Exercise task — Repeat all of the records verbatim.

Dataset excerpts —
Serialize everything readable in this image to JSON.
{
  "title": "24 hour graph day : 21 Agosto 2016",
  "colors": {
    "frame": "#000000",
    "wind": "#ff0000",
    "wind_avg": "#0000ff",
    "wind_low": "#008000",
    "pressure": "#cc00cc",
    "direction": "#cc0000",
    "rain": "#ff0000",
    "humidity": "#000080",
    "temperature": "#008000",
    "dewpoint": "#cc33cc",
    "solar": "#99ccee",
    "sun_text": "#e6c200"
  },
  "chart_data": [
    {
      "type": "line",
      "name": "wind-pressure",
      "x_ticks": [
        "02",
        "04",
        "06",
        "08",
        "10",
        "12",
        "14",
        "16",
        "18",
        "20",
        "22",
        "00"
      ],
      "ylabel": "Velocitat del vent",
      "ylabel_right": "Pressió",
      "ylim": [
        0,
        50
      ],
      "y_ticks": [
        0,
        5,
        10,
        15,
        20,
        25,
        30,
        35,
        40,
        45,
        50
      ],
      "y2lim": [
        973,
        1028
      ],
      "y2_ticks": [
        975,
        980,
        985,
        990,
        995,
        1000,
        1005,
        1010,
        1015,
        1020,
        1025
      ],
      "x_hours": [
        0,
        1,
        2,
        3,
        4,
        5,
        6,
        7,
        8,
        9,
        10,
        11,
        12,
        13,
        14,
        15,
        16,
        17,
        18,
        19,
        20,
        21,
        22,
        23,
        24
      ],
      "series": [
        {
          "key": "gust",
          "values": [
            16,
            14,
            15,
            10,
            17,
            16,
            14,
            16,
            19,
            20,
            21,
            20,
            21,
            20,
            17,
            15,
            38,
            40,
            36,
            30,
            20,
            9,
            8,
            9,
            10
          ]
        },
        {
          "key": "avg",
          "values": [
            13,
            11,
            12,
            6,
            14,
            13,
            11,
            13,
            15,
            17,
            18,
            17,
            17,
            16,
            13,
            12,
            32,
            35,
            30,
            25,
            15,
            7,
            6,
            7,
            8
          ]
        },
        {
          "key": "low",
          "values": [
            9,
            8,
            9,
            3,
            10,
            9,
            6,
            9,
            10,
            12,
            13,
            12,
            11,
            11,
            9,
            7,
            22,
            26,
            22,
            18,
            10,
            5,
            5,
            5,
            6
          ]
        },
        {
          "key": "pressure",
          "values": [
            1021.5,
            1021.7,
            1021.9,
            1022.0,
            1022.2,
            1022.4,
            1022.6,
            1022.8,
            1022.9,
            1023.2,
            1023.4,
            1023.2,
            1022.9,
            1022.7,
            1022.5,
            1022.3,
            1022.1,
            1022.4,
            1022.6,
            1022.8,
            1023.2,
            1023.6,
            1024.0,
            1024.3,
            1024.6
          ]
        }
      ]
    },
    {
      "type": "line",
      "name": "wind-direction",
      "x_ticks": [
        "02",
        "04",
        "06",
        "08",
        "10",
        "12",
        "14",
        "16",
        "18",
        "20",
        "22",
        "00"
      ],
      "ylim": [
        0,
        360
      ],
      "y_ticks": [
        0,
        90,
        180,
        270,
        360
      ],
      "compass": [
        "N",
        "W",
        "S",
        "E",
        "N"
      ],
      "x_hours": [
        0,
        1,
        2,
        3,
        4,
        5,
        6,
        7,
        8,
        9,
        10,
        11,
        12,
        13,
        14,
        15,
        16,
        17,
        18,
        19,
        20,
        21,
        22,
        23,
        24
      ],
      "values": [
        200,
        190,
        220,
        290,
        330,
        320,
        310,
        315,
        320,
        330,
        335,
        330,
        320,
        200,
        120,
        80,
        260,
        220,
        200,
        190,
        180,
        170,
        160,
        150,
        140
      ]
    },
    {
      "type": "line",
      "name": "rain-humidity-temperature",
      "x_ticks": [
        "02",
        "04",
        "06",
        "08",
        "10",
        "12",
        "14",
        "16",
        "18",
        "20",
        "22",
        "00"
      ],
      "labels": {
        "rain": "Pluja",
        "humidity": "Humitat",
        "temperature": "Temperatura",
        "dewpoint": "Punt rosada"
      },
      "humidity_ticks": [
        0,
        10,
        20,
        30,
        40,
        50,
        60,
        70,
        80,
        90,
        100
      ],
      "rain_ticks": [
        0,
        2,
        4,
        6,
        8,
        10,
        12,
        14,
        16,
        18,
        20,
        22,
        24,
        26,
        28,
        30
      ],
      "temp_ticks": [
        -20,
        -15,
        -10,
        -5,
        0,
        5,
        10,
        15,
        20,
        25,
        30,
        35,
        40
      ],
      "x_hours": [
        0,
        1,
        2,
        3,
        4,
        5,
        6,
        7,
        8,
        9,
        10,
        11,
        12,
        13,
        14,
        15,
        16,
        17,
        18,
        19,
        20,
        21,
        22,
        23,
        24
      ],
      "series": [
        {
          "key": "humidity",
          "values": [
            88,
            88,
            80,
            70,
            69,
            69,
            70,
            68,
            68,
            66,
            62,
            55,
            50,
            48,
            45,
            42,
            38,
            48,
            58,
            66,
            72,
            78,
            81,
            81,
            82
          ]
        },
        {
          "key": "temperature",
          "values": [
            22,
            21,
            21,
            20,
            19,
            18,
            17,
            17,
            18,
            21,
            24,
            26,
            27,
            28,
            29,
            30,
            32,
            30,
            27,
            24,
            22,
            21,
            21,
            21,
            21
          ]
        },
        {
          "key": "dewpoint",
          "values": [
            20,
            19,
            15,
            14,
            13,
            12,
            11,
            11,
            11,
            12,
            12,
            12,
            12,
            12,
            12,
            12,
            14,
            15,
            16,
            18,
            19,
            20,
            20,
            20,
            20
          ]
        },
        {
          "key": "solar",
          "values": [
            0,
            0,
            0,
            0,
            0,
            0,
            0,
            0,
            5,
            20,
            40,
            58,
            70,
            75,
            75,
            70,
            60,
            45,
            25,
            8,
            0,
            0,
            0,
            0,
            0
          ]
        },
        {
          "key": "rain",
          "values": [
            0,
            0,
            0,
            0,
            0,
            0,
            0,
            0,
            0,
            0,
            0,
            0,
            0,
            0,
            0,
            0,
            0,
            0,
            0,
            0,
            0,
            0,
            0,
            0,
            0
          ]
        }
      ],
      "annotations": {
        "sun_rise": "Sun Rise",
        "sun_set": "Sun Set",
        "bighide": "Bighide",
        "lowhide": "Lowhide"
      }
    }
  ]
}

Result —
Serialize everything readable in this image to JSON.
{
  "title": "24 hour graph day : 21 Agosto 2016",
  "colors": {
    "frame": "#000000",
    "wind": "#ff0000",
    "wind_avg": "#0000ff",
    "wind_low": "#008000",
    "pressure": "#cc00cc",
    "direction": "#cc0000",
    "rain": "#ff0000",
    "humidity": "#000080",
    "temperature": "#008000",
    "dewpoint": "#cc33cc",
    "solar": "#99ccee",
    "sun_text": "#e6c200"
  },
  "chart_data": [
    {
      "type": "line",
      "name": "wind-pressure",
      "x_ticks": [
        "02",
        "04",
        "06",
        "08",
        "10",
        "12",
        "14",
        "16",
        "18",
        "20",
        "22",
        "00"
      ],
      "ylabel": "Velocitat del vent",
      "ylabel_right": "Pressió",
      "ylim": [
        0,
        50
      ],
      "y_ticks": [
        0,
        5,
        10,
        15,
        20,
        25,
        30,
        35,
        40,
        45,
        50
      ],
      "y2lim": [
        973,
        1028
      ],
      "y2_ticks": [
        975,
        980,
        985,
        990,
        995,
        1000,
        1005,
        1010,
        1015,
        1020,
        1025
      ],
      "x_hours": [
        0,
        1,
        2,
        3,
        4,
        5,
        6,
        7,
        8,
        9,
        10,
        11,
        12,
        13,
        14,
        15,
        16,
        17,
        18,
        19,
        20,
        21,
        22,
        23,
        24
      ],
      "series": [
        {
          "key": "gust",
          "values": [
            16,
            14,
            15,
            10,
            17,
            16,
            14,
            16,
            19,
            20,
            21,
            20,
            21,
            20,
            17,
            15,
            38,
            40,
            36,
            30,
            20,
            9,
            8,
            9,
            10
          ]
        },
        {
          "key": "avg",
          "values": [
            13,
            11,
            12,
            6,
            14,
            13,
            11,
            13,
            15,
            17,
            18,
            17,
            17,
            16,
            13,
            12,
            32,
            35,
            30,
            25,
            15,
            7,
            6,
            7,
            8
          ]
        },
        {
          "key": "low",
          "values": [
            9,
            8,
            9,
            3,
            10,
            9,
            6,
            9,
            10,
            12,
            13,
            12,
            11,
            11,
            9,
            7,
            22,
            26,
            22,
            18,
            10,
            5,
            5,
            5,
            6
          ]
        },
        {
          "key": "pressure",
          "values": [
            1021.5,
            1021.7,
            1021.9,
            1022.0,
            1022.2,
            1022.4,
            1022.6,
            1022.8,
            1022.9,
            1023.2,
            1023.4,
            1023.2,
            1022.9,
            1022.7,
            1022.5,
            1022.3,
            1022.1,
            1022.4,
            1022.6,
            1022.8,
            1023.2,
            1023.6,
            1024.0,
            1024.3,
            1024.6
          ]
        }
      ]
    },
    {
      "type": "line",
      "name": "wind-direction",
      "x_ticks": [
        "02",
        "04",
        "06",
        "08",
        "10",
        "12",
        "14",
        "16",
        "18",
        "20",
        "22",
        "00"
      ],
      "ylim": [
        0,
        360
      ],
      "y_ticks": [
        0,
        90,
        180,
        270,
        360
      ],
      "compass": [
        "N",
        "W",
        "S",
        "E",
        "N"
      ],
      "x_hours": [
        0,
        1,
        2,
        3,
        4,
        5,
        6,
        7,
        8,
        9,
        10,
        11,
        12,
        13,
        14,
        15,
        16,
        17,
        18,
        19,
        20,
        21,
        22,
        23,
        24
      ],
      "values": [
        200,
        190,
        220,
        290,
        330,
        320,
        310,
        315,
        320,
        330,
        335,
        330,
        320,
        200,
        120,
        80,
        260,
        220,
        200,
        190,
        180,
        170,
        160,
        150,
        140
      ]
    },
    {
      "type": "line",
      "name": "rain-humidity-temperature",
      "x_ticks": [
        "02",
        "04",
        "06",
        "08",
        "10",
        "12",
        "14",
        "16",
        "18",
        "20",
        "22",
        "00"
      ],
      "labels": {
        "rain": "Pluja",
        "humidity": "Humitat",
        "temperature": "Temperatura",
        "dewpoint": "Punt rosada"
      },
      "humidity_ticks": [
        0,
        10,
        20,
        30,
        40,
        50,
        60,
        70,
        80,
        90,
        100
      ],
      "rain_ticks": [
        0,
        2,
        4,
        6,
        8,
        10,
        12,
        14,
        16,
        18,
        20,
        22,
        24,
        26,
        28,
        30
      ],
      "temp_ticks": [
        -20,
        -15,
        -10,
        -5,
        0,
        5,
        10,
        15,
        20,
        25,
        30,
        35,
        40
      ],
      "x_hours": [
        0,
        1,
        2,
        3,
        4,
        5,
        6,
        7,
        8,
        9,
        10,
        11,
        12,
        13,
        14,
        15,
        16,
        17,
        18,
        19,
        20,
        21,
        22,
        23,
        24
      ],
      "series": [
        {
          "key": "humidity",
          "values": [
            88,
            88,
            80,
            70,
            69,
            69,
            70,
            68,
            68,
            66,
            62,
            55,
            50,
            48,
            45,
            42,
            38,
            48,
            58,
            66,
            72,
            78,
            81,
            81,
            82
          ]
        },
        {
          "key": "temperature",
          "values": [
            22,
            21,
            21,
            20,
            19,
            18,
            17,
            17,
            18,
            21,
            24,
            26,
            27,
            28,
            29,
            30,
            32,
            30,
            27,
            24,
            22,
            21,
            21,
            21,
            21
          ]
        },
        {
          "key": "dewpoint",
          "values": [
            20,
            19,
            15,
            14,
            13,
            12,
            11,
            11,
            11,
            12,
            12,
            12,
            12,
            12,
            12,
            12,
            14,
            15,
            16,
            18,
            19,
            20,
            20,
            20,
            20
          ]
        },
        {
          "key": "solar",
          "values": [
            0,
            0,
            0,
            0,
            0,
            0,
            0,
            0,
            5,
            20,
            40,
            58,
            70,
            75,
            75,
            70,
            60,
            45,
            25,
            8,
            0,
            0,
            0,
            0,
            0
          ]
        },
        {
          "key": "rain",
          "values": [
            0,
            0,
            0,
            0,
            0,
            0,
            0,
            0,
            0,
            0,
            0,
            0,
            0,
            0,
            0,
            0,
            0,
            0,
            0,
            0,
            0,
            0,
            0,
            0,
            0
          ]
        }
      ],
      "annotations": {
        "sun_rise": "Sun Rise",
        "sun_set": "Sun Set",
        "bighide": "Bighide",
        "lowhide": "Lowhide"
      }
    }
  ]
}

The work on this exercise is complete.